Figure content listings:
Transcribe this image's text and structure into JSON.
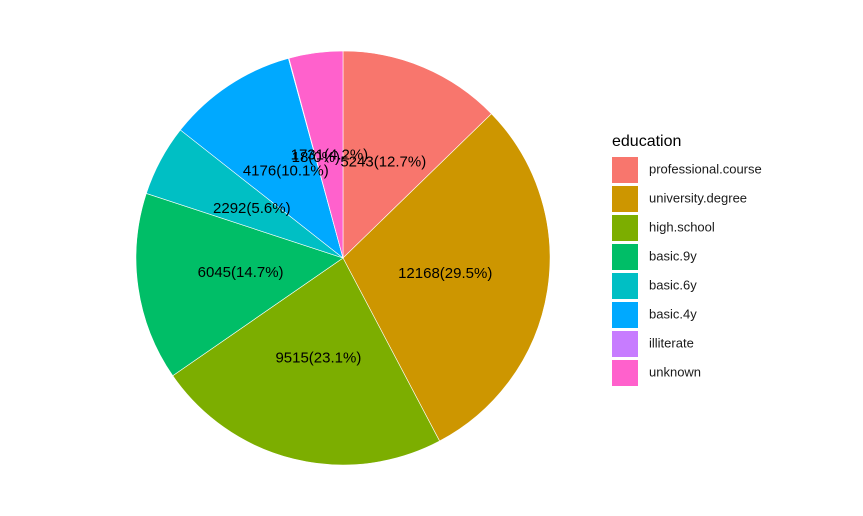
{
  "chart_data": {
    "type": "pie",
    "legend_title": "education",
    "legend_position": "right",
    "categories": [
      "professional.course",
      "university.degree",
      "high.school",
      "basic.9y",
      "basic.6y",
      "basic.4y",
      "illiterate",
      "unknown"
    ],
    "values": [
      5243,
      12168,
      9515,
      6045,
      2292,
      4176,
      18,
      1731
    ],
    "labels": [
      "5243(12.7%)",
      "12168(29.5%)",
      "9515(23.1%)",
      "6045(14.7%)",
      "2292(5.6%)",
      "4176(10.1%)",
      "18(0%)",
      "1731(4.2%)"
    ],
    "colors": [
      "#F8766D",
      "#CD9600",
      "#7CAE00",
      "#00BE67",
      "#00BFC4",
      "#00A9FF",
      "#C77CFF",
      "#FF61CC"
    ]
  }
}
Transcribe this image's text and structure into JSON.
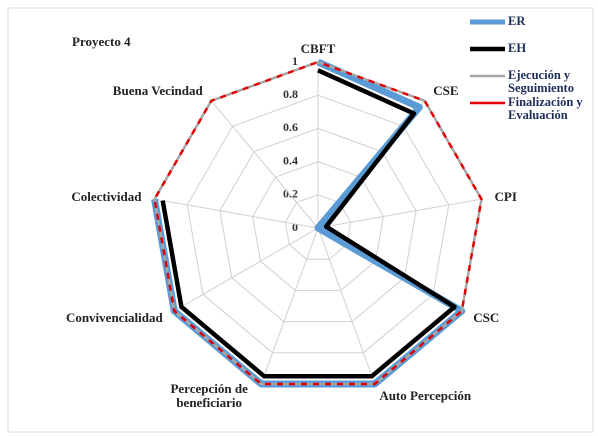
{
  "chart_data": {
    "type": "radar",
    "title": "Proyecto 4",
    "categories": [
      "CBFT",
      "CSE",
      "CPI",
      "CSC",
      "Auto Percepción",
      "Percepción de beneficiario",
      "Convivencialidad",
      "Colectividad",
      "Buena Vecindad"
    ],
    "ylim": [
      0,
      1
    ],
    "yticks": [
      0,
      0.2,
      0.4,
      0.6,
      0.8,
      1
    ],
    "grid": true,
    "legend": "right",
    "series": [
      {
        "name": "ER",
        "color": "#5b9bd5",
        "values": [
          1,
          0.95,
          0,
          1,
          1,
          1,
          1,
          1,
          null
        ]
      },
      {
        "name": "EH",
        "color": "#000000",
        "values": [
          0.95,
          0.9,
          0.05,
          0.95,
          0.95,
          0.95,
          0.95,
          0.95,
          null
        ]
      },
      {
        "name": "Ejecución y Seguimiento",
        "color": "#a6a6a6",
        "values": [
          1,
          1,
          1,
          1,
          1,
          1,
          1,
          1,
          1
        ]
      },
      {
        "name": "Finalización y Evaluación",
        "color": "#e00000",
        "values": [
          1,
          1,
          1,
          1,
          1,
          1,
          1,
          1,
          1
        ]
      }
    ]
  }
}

...

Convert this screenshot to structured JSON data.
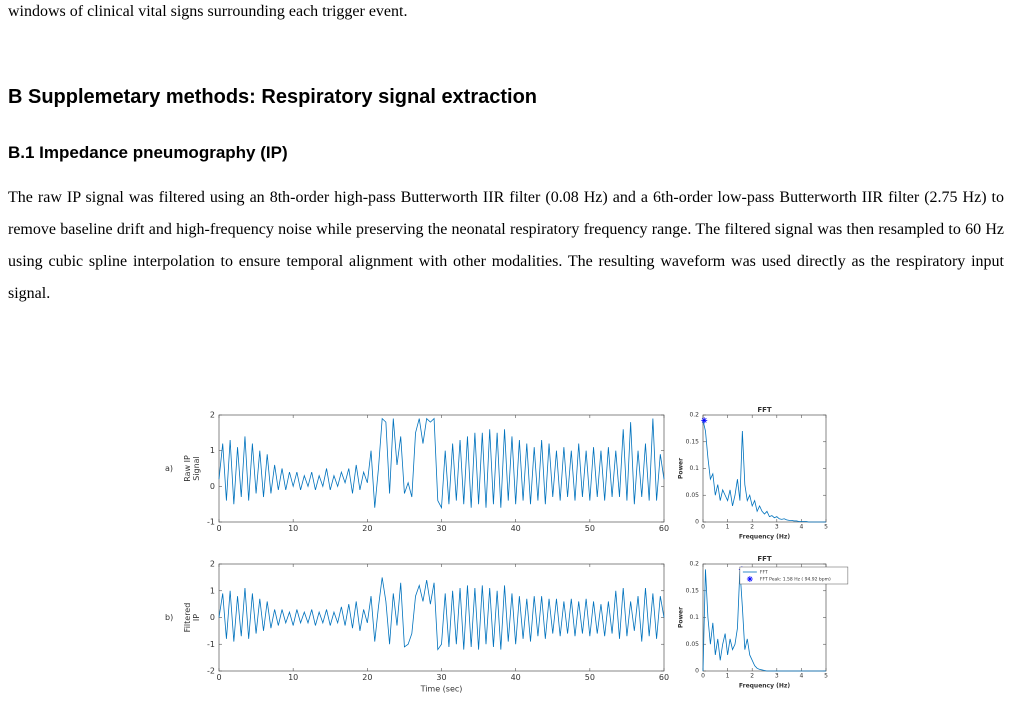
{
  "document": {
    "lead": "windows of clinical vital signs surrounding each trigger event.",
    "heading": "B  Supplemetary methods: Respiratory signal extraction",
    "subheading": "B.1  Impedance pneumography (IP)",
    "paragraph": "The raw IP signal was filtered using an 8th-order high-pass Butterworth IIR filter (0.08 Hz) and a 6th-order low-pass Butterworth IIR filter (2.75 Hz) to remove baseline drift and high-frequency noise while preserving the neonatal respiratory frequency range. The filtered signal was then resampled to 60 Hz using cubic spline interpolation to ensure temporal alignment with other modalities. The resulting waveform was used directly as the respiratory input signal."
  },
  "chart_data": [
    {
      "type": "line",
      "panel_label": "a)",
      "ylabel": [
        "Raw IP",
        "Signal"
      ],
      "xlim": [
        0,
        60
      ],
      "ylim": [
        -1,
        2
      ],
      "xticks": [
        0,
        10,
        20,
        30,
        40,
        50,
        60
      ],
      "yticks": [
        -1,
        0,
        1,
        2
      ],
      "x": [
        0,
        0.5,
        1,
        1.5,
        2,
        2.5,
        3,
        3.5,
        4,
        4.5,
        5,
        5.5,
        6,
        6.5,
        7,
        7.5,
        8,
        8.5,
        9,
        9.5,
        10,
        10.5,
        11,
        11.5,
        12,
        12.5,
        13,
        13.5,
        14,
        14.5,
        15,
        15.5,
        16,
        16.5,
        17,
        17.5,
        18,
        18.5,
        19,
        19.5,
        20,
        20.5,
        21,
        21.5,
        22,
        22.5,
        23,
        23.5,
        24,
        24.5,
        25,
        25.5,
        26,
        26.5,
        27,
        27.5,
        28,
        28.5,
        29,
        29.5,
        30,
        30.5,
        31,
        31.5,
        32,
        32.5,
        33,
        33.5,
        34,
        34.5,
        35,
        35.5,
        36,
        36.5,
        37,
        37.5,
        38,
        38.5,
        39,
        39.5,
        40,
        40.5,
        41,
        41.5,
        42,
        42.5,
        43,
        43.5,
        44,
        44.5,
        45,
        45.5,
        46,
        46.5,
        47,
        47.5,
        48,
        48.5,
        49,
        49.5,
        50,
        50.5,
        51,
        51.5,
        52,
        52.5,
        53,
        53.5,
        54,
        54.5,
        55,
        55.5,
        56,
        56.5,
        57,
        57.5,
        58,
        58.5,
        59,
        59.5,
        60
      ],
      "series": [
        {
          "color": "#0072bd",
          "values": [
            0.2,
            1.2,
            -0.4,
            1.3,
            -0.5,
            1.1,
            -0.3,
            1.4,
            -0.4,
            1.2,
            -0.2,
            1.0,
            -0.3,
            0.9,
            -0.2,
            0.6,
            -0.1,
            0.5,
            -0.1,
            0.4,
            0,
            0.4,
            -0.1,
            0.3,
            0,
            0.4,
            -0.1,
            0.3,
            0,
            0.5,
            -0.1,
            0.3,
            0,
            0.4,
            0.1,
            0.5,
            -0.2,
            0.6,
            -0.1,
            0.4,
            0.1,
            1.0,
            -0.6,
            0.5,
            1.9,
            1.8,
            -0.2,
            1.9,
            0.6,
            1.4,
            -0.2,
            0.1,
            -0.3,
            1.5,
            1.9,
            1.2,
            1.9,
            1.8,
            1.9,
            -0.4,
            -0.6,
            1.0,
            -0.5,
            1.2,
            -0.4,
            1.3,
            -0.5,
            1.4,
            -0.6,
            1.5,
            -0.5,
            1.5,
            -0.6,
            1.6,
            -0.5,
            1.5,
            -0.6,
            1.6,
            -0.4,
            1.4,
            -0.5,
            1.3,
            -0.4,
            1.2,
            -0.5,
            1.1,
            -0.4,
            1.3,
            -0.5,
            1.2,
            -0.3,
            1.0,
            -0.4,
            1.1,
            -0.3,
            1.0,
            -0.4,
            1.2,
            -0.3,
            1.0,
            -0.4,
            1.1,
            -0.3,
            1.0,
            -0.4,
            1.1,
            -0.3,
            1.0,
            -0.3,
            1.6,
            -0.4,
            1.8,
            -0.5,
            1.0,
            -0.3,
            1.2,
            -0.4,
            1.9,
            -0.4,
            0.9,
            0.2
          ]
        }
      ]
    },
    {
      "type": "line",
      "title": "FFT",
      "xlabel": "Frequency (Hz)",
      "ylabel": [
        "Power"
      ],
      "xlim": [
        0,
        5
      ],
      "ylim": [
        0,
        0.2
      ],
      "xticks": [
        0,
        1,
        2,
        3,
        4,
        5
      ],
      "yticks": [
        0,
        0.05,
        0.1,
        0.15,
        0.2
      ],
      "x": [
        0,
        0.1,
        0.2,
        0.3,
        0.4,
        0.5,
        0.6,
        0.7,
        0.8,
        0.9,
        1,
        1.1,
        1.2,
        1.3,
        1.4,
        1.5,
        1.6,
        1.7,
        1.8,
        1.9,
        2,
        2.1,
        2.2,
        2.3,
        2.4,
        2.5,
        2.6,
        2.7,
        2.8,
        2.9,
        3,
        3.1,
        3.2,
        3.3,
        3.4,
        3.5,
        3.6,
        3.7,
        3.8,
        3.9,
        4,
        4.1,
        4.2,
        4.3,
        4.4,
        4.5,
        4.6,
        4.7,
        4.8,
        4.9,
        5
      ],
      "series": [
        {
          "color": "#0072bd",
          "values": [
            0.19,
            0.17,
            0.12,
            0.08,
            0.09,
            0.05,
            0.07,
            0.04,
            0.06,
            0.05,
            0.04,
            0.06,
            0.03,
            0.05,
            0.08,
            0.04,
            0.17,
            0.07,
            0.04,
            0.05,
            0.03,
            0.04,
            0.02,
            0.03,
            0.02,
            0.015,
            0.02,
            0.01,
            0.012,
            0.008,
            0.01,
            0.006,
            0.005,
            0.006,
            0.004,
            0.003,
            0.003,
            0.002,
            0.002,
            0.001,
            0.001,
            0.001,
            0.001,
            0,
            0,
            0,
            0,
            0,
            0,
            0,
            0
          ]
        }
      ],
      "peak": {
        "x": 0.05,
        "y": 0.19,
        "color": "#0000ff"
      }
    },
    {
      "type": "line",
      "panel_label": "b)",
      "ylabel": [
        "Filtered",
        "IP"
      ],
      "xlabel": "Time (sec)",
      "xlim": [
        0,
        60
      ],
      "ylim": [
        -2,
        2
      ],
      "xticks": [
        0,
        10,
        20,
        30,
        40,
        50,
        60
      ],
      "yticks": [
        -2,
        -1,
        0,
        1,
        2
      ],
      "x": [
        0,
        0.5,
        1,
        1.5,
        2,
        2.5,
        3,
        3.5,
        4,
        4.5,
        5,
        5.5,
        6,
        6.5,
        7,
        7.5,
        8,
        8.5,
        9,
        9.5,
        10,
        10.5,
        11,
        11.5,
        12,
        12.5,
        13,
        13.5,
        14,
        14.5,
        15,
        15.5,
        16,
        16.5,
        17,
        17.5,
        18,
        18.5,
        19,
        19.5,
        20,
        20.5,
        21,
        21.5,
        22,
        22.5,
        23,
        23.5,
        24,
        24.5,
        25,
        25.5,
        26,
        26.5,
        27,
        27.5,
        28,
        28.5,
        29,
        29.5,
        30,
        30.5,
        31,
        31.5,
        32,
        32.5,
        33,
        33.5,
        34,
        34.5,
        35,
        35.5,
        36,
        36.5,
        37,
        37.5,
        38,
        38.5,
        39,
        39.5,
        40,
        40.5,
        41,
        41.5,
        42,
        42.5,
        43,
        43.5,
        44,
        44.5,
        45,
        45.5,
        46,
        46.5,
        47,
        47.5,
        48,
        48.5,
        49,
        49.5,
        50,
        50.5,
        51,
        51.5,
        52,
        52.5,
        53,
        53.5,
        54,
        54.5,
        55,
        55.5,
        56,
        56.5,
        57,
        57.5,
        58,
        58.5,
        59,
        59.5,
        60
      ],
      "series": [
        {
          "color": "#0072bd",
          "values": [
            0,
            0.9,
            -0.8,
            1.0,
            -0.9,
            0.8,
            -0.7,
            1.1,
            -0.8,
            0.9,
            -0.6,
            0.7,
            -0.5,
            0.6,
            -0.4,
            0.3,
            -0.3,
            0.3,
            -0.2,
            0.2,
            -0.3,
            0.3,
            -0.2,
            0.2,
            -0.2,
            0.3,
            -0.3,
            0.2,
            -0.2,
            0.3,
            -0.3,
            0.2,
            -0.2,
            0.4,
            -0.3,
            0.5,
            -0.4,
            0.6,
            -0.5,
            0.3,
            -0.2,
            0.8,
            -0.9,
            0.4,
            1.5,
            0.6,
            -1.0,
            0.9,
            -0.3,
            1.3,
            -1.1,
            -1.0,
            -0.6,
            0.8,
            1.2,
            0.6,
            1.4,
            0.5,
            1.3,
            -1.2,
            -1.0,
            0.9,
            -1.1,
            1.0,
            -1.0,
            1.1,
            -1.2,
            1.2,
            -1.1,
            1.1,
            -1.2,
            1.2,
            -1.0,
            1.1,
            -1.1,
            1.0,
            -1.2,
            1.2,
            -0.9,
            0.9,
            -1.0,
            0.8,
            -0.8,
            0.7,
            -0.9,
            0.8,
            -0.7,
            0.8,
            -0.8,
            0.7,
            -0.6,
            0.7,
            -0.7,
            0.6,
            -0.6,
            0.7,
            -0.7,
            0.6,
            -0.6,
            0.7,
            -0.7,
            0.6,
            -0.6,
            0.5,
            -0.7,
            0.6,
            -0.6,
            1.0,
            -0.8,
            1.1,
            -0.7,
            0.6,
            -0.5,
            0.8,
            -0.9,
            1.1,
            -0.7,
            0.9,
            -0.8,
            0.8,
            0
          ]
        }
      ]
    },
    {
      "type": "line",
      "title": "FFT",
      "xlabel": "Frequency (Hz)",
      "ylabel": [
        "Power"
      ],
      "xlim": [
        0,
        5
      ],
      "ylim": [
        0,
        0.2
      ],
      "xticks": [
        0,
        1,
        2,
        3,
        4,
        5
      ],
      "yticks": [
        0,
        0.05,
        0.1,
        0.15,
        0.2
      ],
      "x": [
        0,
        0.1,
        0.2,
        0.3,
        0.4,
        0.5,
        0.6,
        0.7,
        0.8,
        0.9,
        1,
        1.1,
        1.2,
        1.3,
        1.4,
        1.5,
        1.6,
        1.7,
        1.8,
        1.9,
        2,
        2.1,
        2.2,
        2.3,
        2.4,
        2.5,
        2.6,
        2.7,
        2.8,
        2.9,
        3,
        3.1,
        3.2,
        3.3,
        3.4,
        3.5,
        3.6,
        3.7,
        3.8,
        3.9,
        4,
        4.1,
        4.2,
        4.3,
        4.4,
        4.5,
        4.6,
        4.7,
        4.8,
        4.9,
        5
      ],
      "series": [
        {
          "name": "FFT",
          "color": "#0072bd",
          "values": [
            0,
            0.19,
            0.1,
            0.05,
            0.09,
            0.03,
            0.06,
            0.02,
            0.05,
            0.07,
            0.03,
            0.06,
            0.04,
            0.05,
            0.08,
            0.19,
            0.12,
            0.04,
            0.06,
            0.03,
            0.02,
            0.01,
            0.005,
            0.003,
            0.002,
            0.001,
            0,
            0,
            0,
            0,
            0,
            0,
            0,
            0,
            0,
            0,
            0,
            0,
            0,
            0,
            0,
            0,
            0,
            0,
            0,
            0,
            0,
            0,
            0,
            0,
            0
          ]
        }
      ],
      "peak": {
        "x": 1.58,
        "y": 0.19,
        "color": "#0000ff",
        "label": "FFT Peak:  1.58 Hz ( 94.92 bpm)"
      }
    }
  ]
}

Instructions for the task: Pull out all lines from the entries above in which the word "high" appears.

Solution to this exercise:
      "high.school",
    "paragraph": "The raw IP signal was filtered using an 8th-order high-pass Butterworth IIR filter (0.08 Hz) and a 6th-order low-pass Butterworth IIR filter (2.75 Hz) to remove baseline drift and high-frequency noise while preserving the neonatal respiratory frequency range. The filtered signal was then resampled to 60 Hz using cubic spline interpolation to ensure temporal alignment with other modalities. The resulting waveform was used directly as the respiratory input signal."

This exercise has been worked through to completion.